- _Supplied material_:
■ ■ ■ ■ ■

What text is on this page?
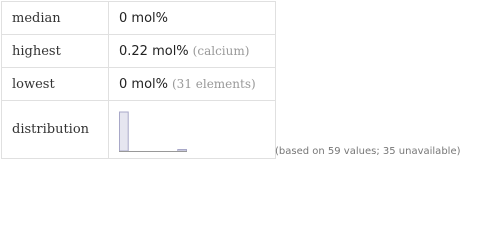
median	0 mol%
highest	0.22 mol% (calcium)
lowest	0 mol% (31 elements)
distribution	
(based on 59 values; 35 unavailable)
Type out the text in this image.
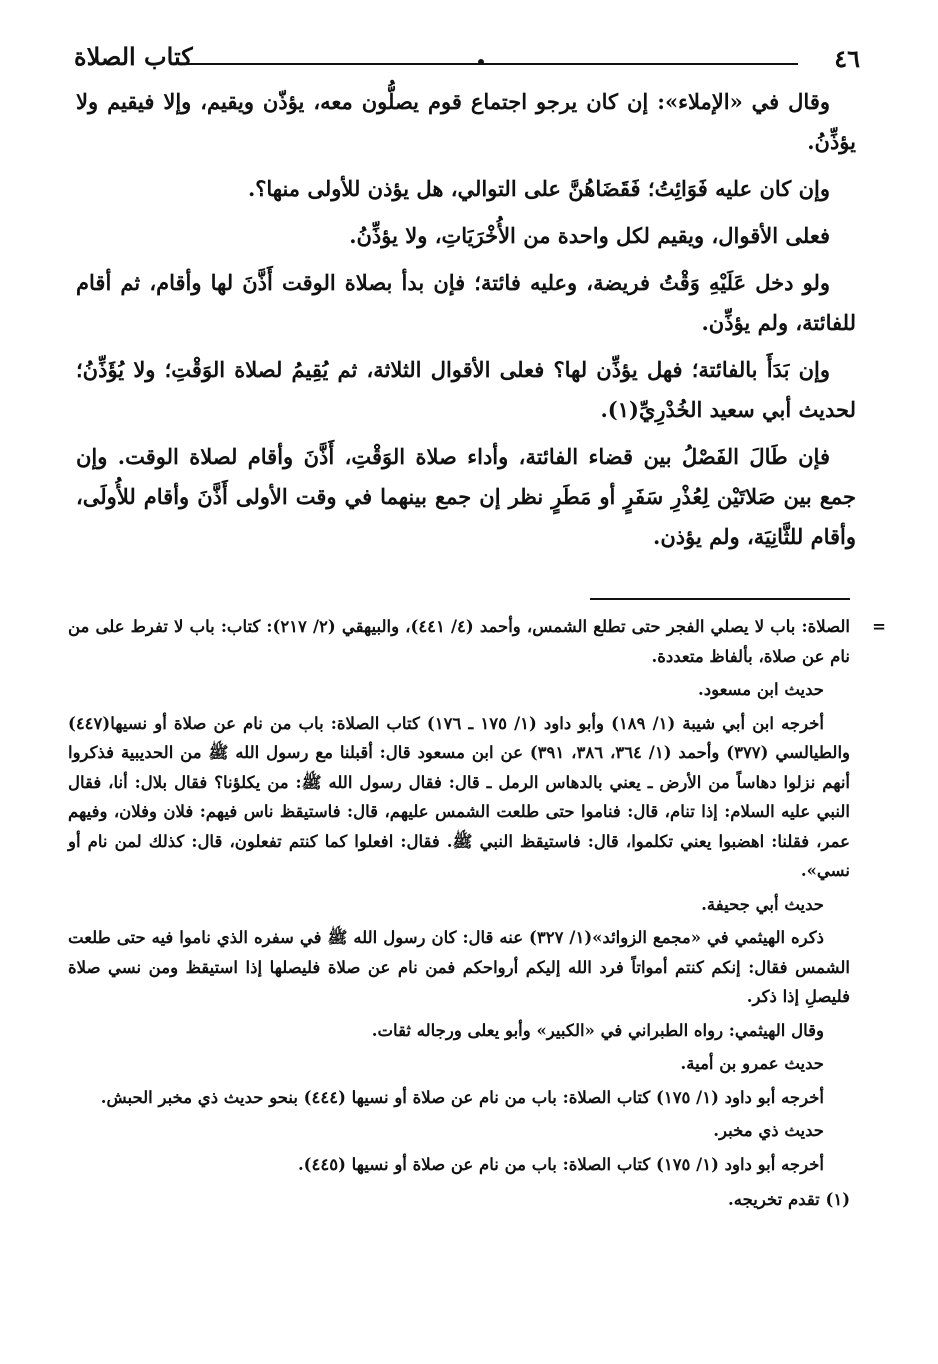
٤٦
كتاب الصلاة

وقال في «الإملاء»: إن كان يرجو اجتماع قوم يصلُّون معه، يؤذّن ويقيم، وإلا فيقيم ولا يؤذِّنُ.

وإن كان عليه فَوَائِتُ؛ فَقَضَاهُنَّ على التوالي، هل يؤذن للأولى منها؟.

فعلى الأقوال، ويقيم لكل واحدة من الأُخْرَيَاتِ، ولا يؤذِّنُ.

ولو دخل عَلَيْهِ وَقْتُ فريضة، وعليه فائتة؛ فإن بدأ بصلاة الوقت أَذَّنَ لها وأقام، ثم أقام للفائتة، ولم يؤذِّن.

وإن بَدَأَ بالفائتة؛ فهل يؤذِّن لها؟ فعلى الأقوال الثلاثة، ثم يُقِيمُ لصلاة الوَقْتِ؛ ولا يُؤَذِّنُ؛ لحديث أبي سعيد الخُدْرِيِّ(١).

فإن طَالَ الفَصْلُ بين قضاء الفائتة، وأداء صلاة الوَقْتِ، أَذَّنَ وأقام لصلاة الوقت. وإن جمع بين صَلاتَيْن لِعُذْرِ سَفَرٍ أو مَطَرٍ نظر إن جمع بينهما في وقت الأولى أَذَّنَ وأقام للأُولَى، وأقام للثَّانِيَة، ولم يؤذن.

=
الصلاة: باب لا يصلي الفجر حتى تطلع الشمس، وأحمد (٤/ ٤٤١)، والبيهقي (٢/ ٢١٧): كتاب: باب لا تفرط على من نام عن صلاة، بألفاظ متعددة.

حديث ابن مسعود.

أخرجه ابن أبي شيبة (١/ ١٨٩) وأبو داود (١/ ١٧٥ ـ ١٧٦) كتاب الصلاة: باب من نام عن صلاة أو نسيها(٤٤٧) والطيالسي (٣٧٧) وأحمد (١/ ٣٦٤، ٣٨٦، ٣٩١) عن ابن مسعود قال: أقبلنا مع رسول الله ﷺ من الحديبية فذكروا أنهم نزلوا دهاساً من الأرض ـ يعني بالدهاس الرمل ـ قال: فقال رسول الله ﷺ: من يكلؤنا؟ فقال بلال: أنا، فقال النبي عليه السلام: إذا تنام، قال: فناموا حتى طلعت الشمس عليهم، قال: فاستيقظ ناس فيهم: فلان وفلان، وفيهم عمر، فقلنا: اهضبوا يعني تكلموا، قال: فاستيقظ النبي ﷺ. فقال: افعلوا كما كنتم تفعلون، قال: كذلك لمن نام أو نسي».

حديث أبي جحيفة.

ذكره الهيثمي في «مجمع الزوائد»(١/ ٣٢٧) عنه قال: كان رسول الله ﷺ في سفره الذي ناموا فيه حتى طلعت الشمس فقال: إنكم كنتم أمواتاً فرد الله إليكم أرواحكم فمن نام عن صلاة فليصلها إذا استيقظ ومن نسي صلاة فليصلِ إذا ذكر.

وقال الهيثمي: رواه الطبراني في «الكبير» وأبو يعلى ورجاله ثقات.

حديث عمرو بن أمية.

أخرجه أبو داود (١/ ١٧٥) كتاب الصلاة: باب من نام عن صلاة أو نسيها (٤٤٤) بنحو حديث ذي مخبر الحبش.

حديث ذي مخبر.

أخرجه أبو داود (١/ ١٧٥) كتاب الصلاة: باب من نام عن صلاة أو نسيها (٤٤٥).

(١) تقدم تخريجه.
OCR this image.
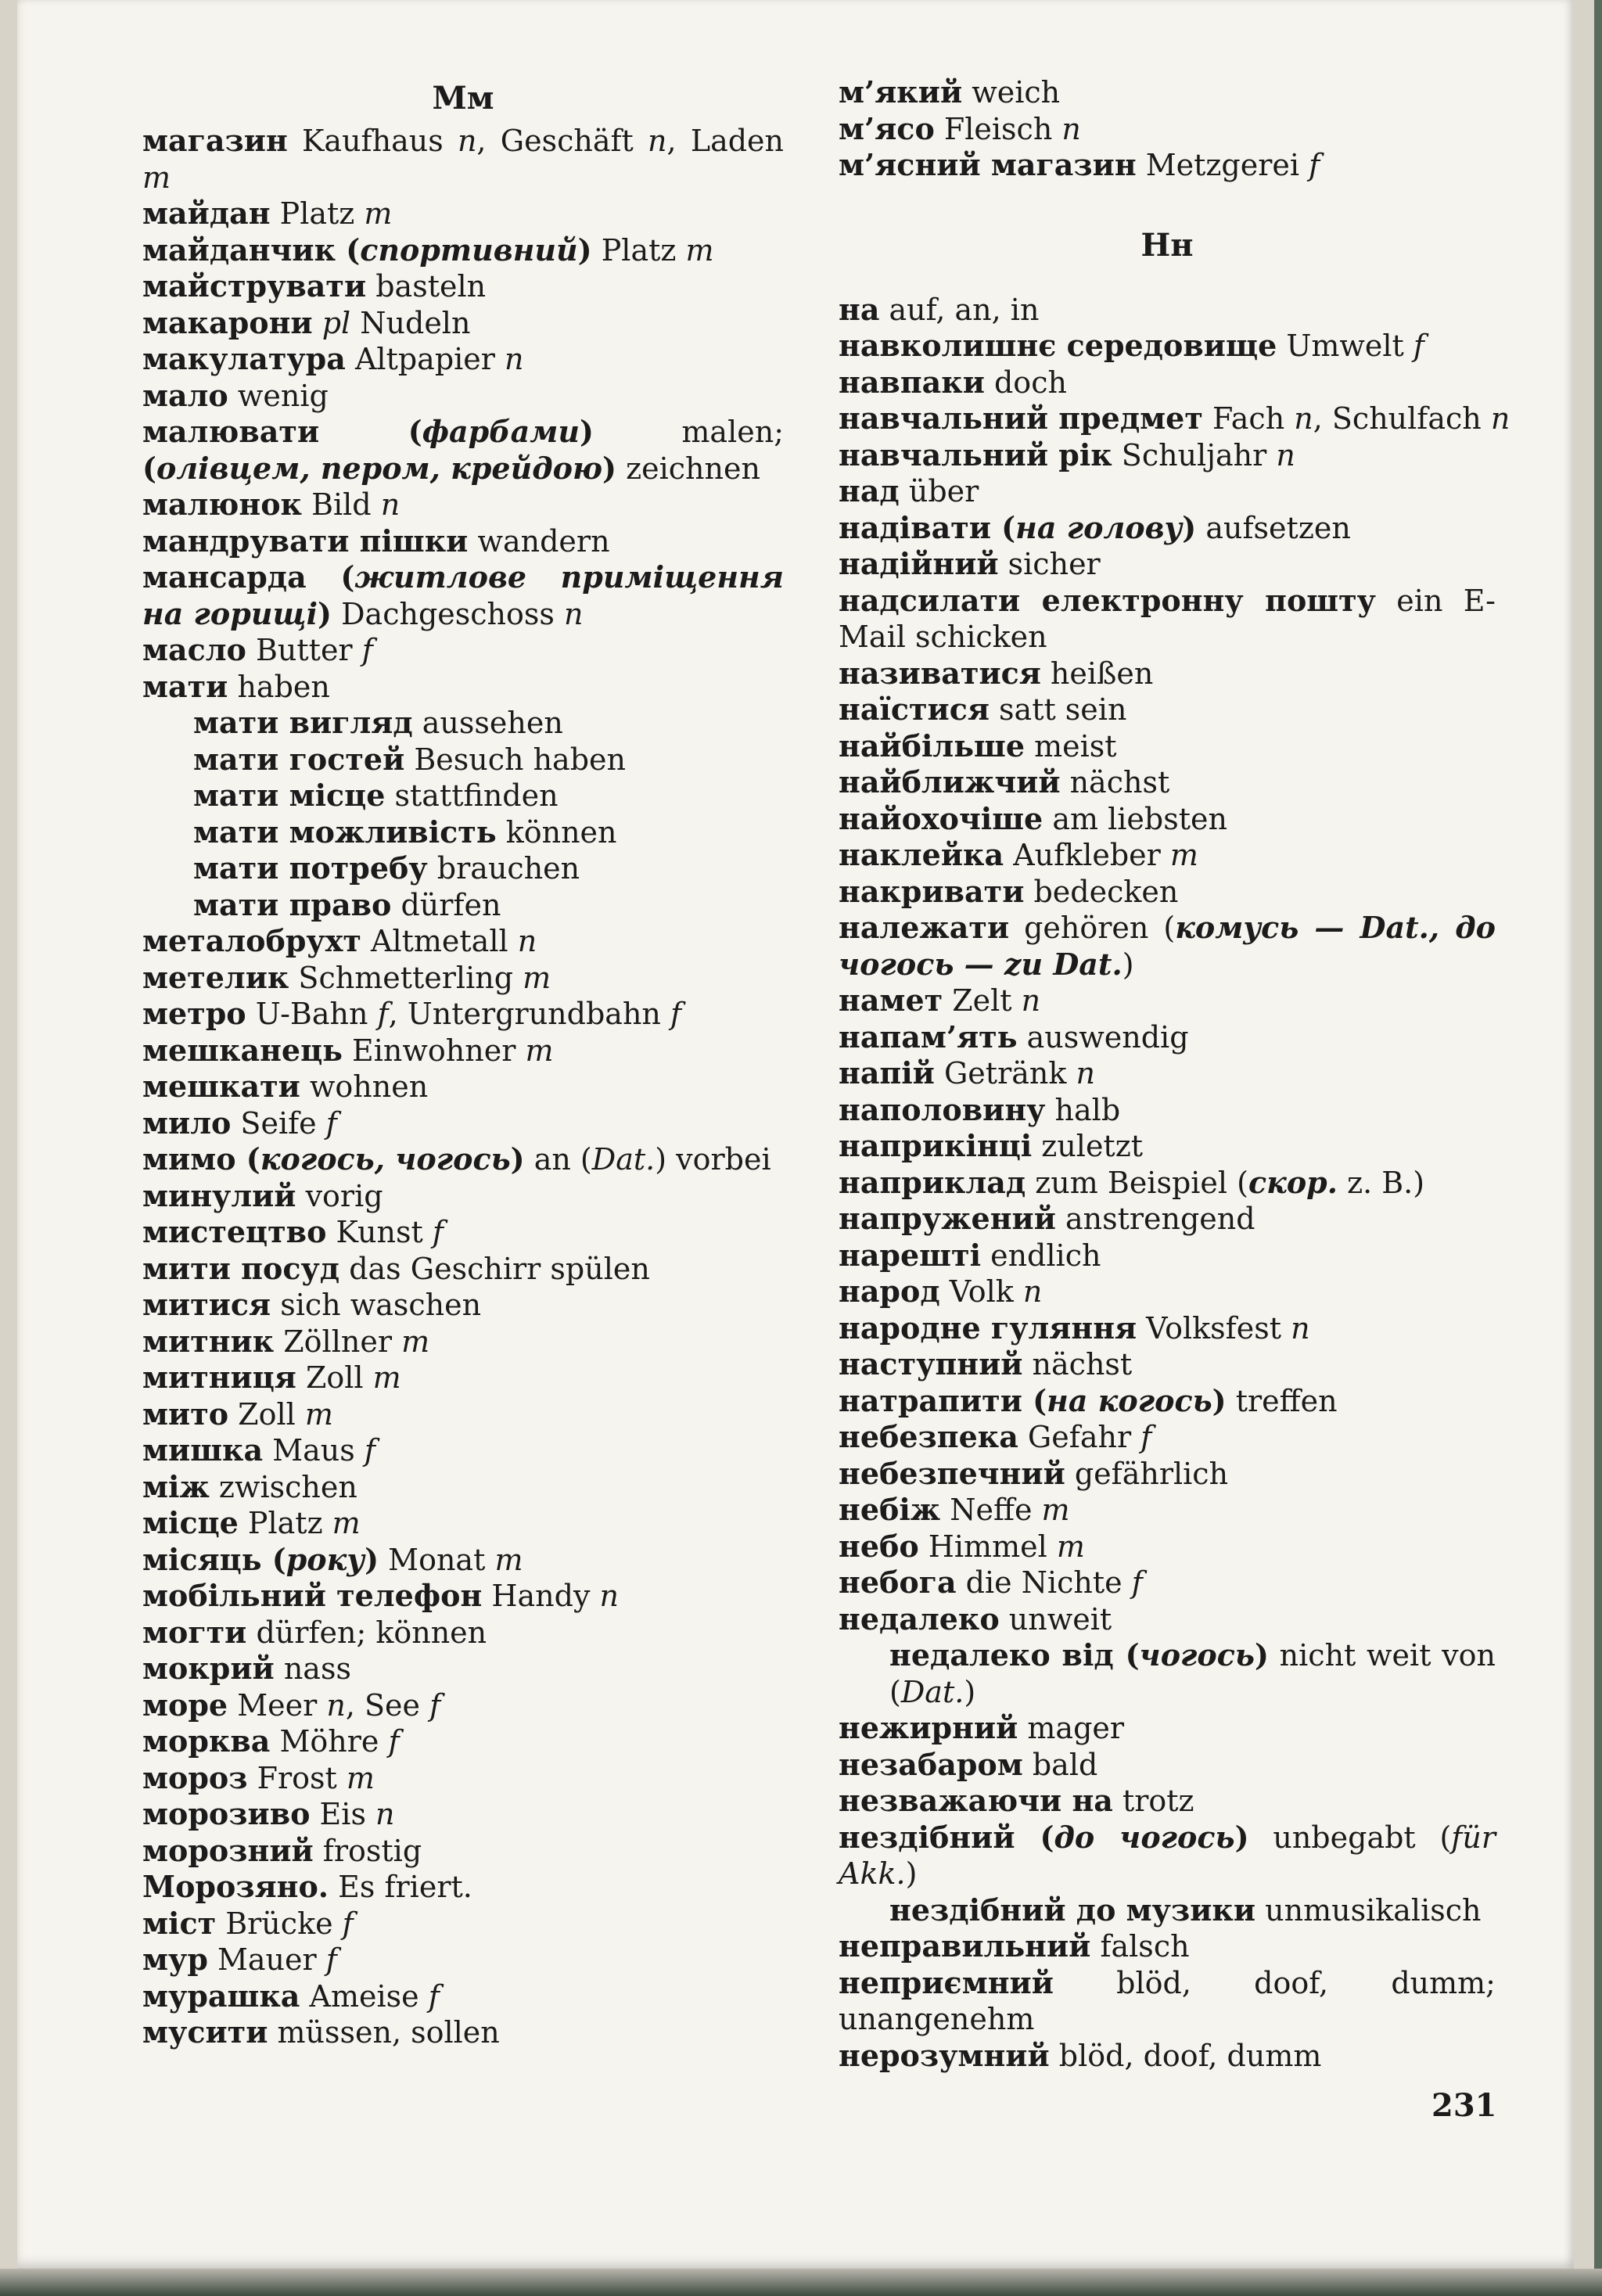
Мм
магазин Kaufhaus n, Geschäft n, Laden m
майдан Platz m
майданчик (спортивний) Platz m
майструвати basteln
макарони pl Nudeln
макулатура Altpapier n
мало wenig
малювати (фарбами) malen; (олівцем, пером, крейдою) zeichnen
малюнок Bild n
мандрувати пішки wandern
мансарда (житлове приміщення на горищі) Dachgeschoss n
масло Butter f
мати haben
мати вигляд aussehen
мати гостей Besuch haben
мати місце stattfinden
мати можливість können
мати потребу brauchen
мати право dürfen
металобрухт Altmetall n
метелик Schmetterling m
метро U-Bahn f, Untergrundbahn f
мешканець Einwohner m
мешкати wohnen
мило Seife f
мимо (когось, чогось) an (Dat.) vorbei
минулий vorig
мистецтво Kunst f
мити посуд das Geschirr spülen
митися sich waschen
митник Zöllner m
митниця Zoll m
мито Zoll m
мишка Maus f
між zwischen
місце Platz m
місяць (року) Monat m
мобільний телефон Handy n
могти dürfen; können
мокрий nass
море Meer n, See f
морква Möhre f
мороз Frost m
морозиво Eis n
морозний frostig
Морозяно. Es friert.
міст Brücke f
мур Mauer f
мурашка Ameise f
мусити müssen, sollen
м’який weich
м’ясо Fleisch n
м’ясний магазин Metzgerei f
Нн
на auf, an, in
навколишнє середовище Umwelt f
навпаки doch
навчальний предмет Fach n, Schulfach n
навчальний рік Schuljahr n
над über
надівати (на голову) aufsetzen
надійний sicher
надсилати електронну пошту ein E-Mail schicken
називатися heißen
наїстися satt sein
найбільше meist
найближчий nächst
найохочіше am liebsten
наклейка Aufkleber m
накривати bedecken
належати gehören (комусь — Dat., до чогось — zu Dat.)
намет Zelt n
напам’ять auswendig
напій Getränk n
наполовину halb
наприкінці zuletzt
наприклад zum Beispiel (скор. z. B.)
напружений anstrengend
нарешті endlich
народ Volk n
народне гуляння Volksfest n
наступний nächst
натрапити (на когось) treffen
небезпека Gefahr f
небезпечний gefährlich
небіж Neffe m
небо Himmel m
небога die Nichte f
недалеко unweit
недалеко від (чогось) nicht weit von (Dat.)
нежирний mager
незабаром bald
незважаючи на trotz
нездібний (до чогось) unbegabt (für Akk.)
нездібний до музики unmusikalisch
неправильний falsch
неприємний blöd, doof, dumm; unangenehm
нерозумний blöd, doof, dumm
231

■ ■ ■ ■ ■

- _Task brief_:
Reproduce the full listing above verbatim, with no pictures included.

- _Response to this exercise_:
What text is on this page?
median	0 mol%
highest	0.22 mol% (calcium)
lowest	0 mol% (31 elements)
distribution	
(based on 59 values; 35 unavailable)
Type out the text in this image.
٤٦
كتاب الصلاة

وقال في «الإملاء»: إن كان يرجو اجتماع قوم يصلُّون معه، يؤذّن ويقيم، وإلا فيقيم ولا يؤذِّنُ.

وإن كان عليه فَوَائِتُ؛ فَقَضَاهُنَّ على التوالي، هل يؤذن للأولى منها؟.

فعلى الأقوال، ويقيم لكل واحدة من الأُخْرَيَاتِ، ولا يؤذِّنُ.

ولو دخل عَلَيْهِ وَقْتُ فريضة، وعليه فائتة؛ فإن بدأ بصلاة الوقت أَذَّنَ لها وأقام، ثم أقام للفائتة، ولم يؤذِّن.

وإن بَدَأَ بالفائتة؛ فهل يؤذِّن لها؟ فعلى الأقوال الثلاثة، ثم يُقِيمُ لصلاة الوَقْتِ؛ ولا يُؤَذِّنُ؛ لحديث أبي سعيد الخُدْرِيِّ(١).

فإن طَالَ الفَصْلُ بين قضاء الفائتة، وأداء صلاة الوَقْتِ، أَذَّنَ وأقام لصلاة الوقت. وإن جمع بين صَلاتَيْن لِعُذْرِ سَفَرٍ أو مَطَرٍ نظر إن جمع بينهما في وقت الأولى أَذَّنَ وأقام للأُولَى، وأقام للثَّانِيَة، ولم يؤذن.

=
الصلاة: باب لا يصلي الفجر حتى تطلع الشمس، وأحمد (٤/ ٤٤١)، والبيهقي (٢/ ٢١٧): كتاب: باب لا تفرط على من نام عن صلاة، بألفاظ متعددة.

حديث ابن مسعود.

أخرجه ابن أبي شيبة (١/ ١٨٩) وأبو داود (١/ ١٧٥ ـ ١٧٦) كتاب الصلاة: باب من نام عن صلاة أو نسيها(٤٤٧) والطيالسي (٣٧٧) وأحمد (١/ ٣٦٤، ٣٨٦، ٣٩١) عن ابن مسعود قال: أقبلنا مع رسول الله ﷺ من الحديبية فذكروا أنهم نزلوا دهاساً من الأرض ـ يعني بالدهاس الرمل ـ قال: فقال رسول الله ﷺ: من يكلؤنا؟ فقال بلال: أنا، فقال النبي عليه السلام: إذا تنام، قال: فناموا حتى طلعت الشمس عليهم، قال: فاستيقظ ناس فيهم: فلان وفلان، وفيهم عمر، فقلنا: اهضبوا يعني تكلموا، قال: فاستيقظ النبي ﷺ. فقال: افعلوا كما كنتم تفعلون، قال: كذلك لمن نام أو نسي».

حديث أبي جحيفة.

ذكره الهيثمي في «مجمع الزوائد»(١/ ٣٢٧) عنه قال: كان رسول الله ﷺ في سفره الذي ناموا فيه حتى طلعت الشمس فقال: إنكم كنتم أمواتاً فرد الله إليكم أرواحكم فمن نام عن صلاة فليصلها إذا استيقظ ومن نسي صلاة فليصلِ إذا ذكر.

وقال الهيثمي: رواه الطبراني في «الكبير» وأبو يعلى ورجاله ثقات.

حديث عمرو بن أمية.

أخرجه أبو داود (١/ ١٧٥) كتاب الصلاة: باب من نام عن صلاة أو نسيها (٤٤٤) بنحو حديث ذي مخبر الحبش.

حديث ذي مخبر.

أخرجه أبو داود (١/ ١٧٥) كتاب الصلاة: باب من نام عن صلاة أو نسيها (٤٤٥).

(١) تقدم تخريجه.
OCR this image.
Мм
магазин Kaufhaus n, Geschäft n, Laden m
майдан Platz m
майданчик (спортивний) Platz m
майструвати basteln
макарони pl Nudeln
макулатура Altpapier n
мало wenig
малювати (фарбами) malen; (олівцем, пером, крейдою) zeichnen
малюнок Bild n
мандрувати пішки wandern
мансарда (житлове приміщення на горищі) Dachgeschoss n
масло Butter f
мати haben
мати вигляд aussehen
мати гостей Besuch haben
мати місце stattfinden
мати можливість können
мати потребу brauchen
мати право dürfen
металобрухт Altmetall n
метелик Schmetterling m
метро U-Bahn f, Untergrundbahn f
мешканець Einwohner m
мешкати wohnen
мило Seife f
мимо (когось, чогось) an (Dat.) vorbei
минулий vorig
мистецтво Kunst f
мити посуд das Geschirr spülen
митися sich waschen
митник Zöllner m
митниця Zoll m
мито Zoll m
мишка Maus f
між zwischen
місце Platz m
місяць (року) Monat m
мобільний телефон Handy n
могти dürfen; können
мокрий nass
море Meer n, See f
морква Möhre f
мороз Frost m
морозиво Eis n
морозний frostig
Морозяно. Es friert.
міст Brücke f
мур Mauer f
мурашка Ameise f
мусити müssen, sollen
м’який weich
м’ясо Fleisch n
м’ясний магазин Metzgerei f
Нн
на auf, an, in
навколишнє середовище Umwelt f
навпаки doch
навчальний предмет Fach n, Schulfach n
навчальний рік Schuljahr n
над über
надівати (на голову) aufsetzen
надійний sicher
надсилати електронну пошту ein E-Mail schicken
називатися heißen
наїстися satt sein
найбільше meist
найближчий nächst
найохочіше am liebsten
наклейка Aufkleber m
накривати bedecken
належати gehören (комусь — Dat., до чогось — zu Dat.)
намет Zelt n
напам’ять auswendig
напій Getränk n
наполовину halb
наприкінці zuletzt
наприклад zum Beispiel (скор. z. B.)
напружений anstrengend
нарешті endlich
народ Volk n
народне гуляння Volksfest n
наступний nächst
натрапити (на когось) treffen
небезпека Gefahr f
небезпечний gefährlich
небіж Neffe m
небо Himmel m
небога die Nichte f
недалеко unweit
недалеко від (чогось) nicht weit von (Dat.)
нежирний mager
незабаром bald
незважаючи на trotz
нездібний (до чогось) unbegabt (für Akk.)
нездібний до музики unmusikalisch
неправильний falsch
неприємний blöd, doof, dumm; unangenehm
нерозумний blöd, doof, dumm
231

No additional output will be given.